Given exercise:
Work out how many lines hold the string "expr". The answer is a single number, nothing more.

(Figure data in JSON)
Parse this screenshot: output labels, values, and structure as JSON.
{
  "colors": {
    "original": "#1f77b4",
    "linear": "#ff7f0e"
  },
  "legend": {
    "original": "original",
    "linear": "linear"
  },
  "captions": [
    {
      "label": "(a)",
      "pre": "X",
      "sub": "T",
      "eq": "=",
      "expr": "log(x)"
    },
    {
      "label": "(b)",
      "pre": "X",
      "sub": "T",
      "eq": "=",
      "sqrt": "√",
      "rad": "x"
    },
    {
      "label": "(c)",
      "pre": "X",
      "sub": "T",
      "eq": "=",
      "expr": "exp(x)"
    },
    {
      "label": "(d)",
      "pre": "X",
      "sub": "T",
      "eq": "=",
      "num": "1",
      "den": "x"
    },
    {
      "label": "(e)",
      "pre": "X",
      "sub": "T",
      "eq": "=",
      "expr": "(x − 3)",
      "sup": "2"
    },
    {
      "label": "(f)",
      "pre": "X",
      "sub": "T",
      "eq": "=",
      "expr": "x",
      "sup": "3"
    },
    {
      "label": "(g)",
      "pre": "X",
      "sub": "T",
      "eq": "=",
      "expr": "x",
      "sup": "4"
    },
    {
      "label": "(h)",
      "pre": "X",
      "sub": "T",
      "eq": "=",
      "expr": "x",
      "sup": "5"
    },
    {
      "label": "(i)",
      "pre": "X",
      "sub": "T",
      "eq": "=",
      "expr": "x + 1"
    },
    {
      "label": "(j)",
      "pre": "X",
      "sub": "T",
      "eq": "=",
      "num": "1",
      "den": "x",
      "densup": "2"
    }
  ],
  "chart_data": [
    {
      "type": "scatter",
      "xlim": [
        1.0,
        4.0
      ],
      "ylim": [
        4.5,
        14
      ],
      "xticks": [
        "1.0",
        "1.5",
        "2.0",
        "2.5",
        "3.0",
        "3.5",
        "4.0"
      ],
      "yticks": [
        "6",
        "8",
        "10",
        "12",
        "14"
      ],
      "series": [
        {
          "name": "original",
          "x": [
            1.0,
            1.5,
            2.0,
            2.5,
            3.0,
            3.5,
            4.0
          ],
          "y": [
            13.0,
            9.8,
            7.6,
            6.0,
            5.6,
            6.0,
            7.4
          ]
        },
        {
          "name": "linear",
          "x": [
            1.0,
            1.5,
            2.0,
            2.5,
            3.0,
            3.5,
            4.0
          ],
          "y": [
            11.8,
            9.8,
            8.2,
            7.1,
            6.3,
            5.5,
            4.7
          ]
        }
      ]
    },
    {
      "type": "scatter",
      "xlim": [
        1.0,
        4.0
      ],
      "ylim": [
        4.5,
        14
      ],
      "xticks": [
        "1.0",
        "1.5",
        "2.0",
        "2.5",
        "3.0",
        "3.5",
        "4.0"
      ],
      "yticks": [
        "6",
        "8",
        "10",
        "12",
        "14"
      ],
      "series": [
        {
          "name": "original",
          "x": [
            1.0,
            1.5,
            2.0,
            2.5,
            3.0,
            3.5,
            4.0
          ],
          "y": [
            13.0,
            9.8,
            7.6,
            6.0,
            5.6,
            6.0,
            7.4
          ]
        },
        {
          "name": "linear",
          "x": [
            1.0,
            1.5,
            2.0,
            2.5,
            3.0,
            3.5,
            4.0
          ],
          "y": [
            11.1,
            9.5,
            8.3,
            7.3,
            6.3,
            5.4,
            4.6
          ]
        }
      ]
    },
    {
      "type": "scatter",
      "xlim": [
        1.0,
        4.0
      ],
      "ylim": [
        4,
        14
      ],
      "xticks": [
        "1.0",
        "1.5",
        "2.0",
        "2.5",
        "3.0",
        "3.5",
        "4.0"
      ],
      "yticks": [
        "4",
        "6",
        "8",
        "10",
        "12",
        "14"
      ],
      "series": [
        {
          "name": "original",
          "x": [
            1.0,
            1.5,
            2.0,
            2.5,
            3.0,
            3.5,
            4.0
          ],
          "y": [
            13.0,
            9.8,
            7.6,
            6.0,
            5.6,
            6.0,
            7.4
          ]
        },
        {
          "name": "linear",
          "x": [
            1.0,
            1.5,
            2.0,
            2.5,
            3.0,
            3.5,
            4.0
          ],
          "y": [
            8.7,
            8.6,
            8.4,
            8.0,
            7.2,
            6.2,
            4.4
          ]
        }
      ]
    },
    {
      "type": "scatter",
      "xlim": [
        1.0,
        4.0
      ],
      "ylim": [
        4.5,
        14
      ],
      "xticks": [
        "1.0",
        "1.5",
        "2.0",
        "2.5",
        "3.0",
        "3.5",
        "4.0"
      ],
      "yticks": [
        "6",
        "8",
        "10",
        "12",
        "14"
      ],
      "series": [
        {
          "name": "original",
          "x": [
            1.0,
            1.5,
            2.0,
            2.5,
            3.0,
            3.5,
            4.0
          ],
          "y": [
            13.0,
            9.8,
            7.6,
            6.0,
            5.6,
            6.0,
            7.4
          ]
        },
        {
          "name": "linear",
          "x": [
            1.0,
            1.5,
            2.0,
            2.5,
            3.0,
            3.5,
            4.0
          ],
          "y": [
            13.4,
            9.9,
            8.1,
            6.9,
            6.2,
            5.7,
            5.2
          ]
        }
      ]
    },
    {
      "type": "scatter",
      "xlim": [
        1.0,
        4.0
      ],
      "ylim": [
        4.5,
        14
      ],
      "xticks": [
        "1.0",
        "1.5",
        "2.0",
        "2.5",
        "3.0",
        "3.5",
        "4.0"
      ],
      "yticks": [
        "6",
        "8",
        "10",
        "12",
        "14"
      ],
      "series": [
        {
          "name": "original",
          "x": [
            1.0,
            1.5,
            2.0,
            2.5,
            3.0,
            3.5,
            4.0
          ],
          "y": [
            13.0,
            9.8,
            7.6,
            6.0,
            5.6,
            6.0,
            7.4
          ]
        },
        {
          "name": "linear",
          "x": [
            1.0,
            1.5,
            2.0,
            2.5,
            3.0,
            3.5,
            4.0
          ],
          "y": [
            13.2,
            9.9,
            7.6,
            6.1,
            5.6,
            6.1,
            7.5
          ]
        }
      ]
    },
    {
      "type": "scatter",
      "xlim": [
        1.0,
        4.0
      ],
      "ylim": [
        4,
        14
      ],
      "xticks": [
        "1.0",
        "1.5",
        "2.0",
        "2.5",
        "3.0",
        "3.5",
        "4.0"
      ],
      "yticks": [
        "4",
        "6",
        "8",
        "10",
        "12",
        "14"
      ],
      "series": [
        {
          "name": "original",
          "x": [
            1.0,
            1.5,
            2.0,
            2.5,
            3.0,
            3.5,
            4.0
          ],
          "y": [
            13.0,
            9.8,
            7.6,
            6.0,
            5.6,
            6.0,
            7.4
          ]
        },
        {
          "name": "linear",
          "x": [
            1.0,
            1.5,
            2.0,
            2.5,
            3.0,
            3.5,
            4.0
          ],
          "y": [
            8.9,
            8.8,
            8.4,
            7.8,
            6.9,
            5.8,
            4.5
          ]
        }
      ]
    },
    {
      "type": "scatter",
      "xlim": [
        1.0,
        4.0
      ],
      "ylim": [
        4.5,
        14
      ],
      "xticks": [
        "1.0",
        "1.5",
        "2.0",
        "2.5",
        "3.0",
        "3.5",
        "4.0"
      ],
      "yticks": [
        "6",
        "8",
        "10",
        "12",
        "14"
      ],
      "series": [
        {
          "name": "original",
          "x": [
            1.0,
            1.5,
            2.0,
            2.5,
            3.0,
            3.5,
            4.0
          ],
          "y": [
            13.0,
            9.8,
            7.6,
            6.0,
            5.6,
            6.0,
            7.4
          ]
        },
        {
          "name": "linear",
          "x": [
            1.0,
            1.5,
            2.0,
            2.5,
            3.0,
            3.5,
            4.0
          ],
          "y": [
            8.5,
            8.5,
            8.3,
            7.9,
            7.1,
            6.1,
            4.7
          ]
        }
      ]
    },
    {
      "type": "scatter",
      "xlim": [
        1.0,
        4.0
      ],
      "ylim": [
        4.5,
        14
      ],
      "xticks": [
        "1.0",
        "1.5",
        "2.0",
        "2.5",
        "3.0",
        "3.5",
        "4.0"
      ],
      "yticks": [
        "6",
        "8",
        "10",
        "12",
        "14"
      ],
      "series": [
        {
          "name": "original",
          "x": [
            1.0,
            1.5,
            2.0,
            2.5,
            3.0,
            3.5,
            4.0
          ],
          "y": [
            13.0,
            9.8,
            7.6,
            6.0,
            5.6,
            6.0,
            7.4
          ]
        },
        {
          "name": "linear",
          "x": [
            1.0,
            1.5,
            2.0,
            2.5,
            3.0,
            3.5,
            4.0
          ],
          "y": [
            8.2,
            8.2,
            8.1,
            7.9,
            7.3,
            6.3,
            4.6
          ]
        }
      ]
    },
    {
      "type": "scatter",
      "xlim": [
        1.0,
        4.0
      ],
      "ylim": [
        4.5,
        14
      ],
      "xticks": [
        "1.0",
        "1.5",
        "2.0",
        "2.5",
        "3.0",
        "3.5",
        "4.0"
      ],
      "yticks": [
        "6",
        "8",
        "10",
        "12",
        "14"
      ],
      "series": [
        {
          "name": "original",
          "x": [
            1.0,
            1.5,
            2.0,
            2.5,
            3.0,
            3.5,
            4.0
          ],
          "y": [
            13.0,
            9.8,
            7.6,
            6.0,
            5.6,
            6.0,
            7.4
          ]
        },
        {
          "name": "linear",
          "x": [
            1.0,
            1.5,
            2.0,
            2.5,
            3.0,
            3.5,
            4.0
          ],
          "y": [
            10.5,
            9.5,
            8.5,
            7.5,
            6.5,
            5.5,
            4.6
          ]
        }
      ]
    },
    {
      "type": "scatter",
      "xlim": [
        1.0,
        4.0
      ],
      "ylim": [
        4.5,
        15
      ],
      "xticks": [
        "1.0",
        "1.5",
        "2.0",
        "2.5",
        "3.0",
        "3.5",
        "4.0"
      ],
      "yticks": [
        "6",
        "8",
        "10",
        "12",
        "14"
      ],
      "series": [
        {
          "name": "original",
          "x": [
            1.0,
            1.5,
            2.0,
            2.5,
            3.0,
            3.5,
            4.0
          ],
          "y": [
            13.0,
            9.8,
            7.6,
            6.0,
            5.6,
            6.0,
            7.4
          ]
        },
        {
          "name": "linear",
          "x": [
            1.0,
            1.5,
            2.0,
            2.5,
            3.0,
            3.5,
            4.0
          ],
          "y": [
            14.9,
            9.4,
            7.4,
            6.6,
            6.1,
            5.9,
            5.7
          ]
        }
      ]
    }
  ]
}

The output:
7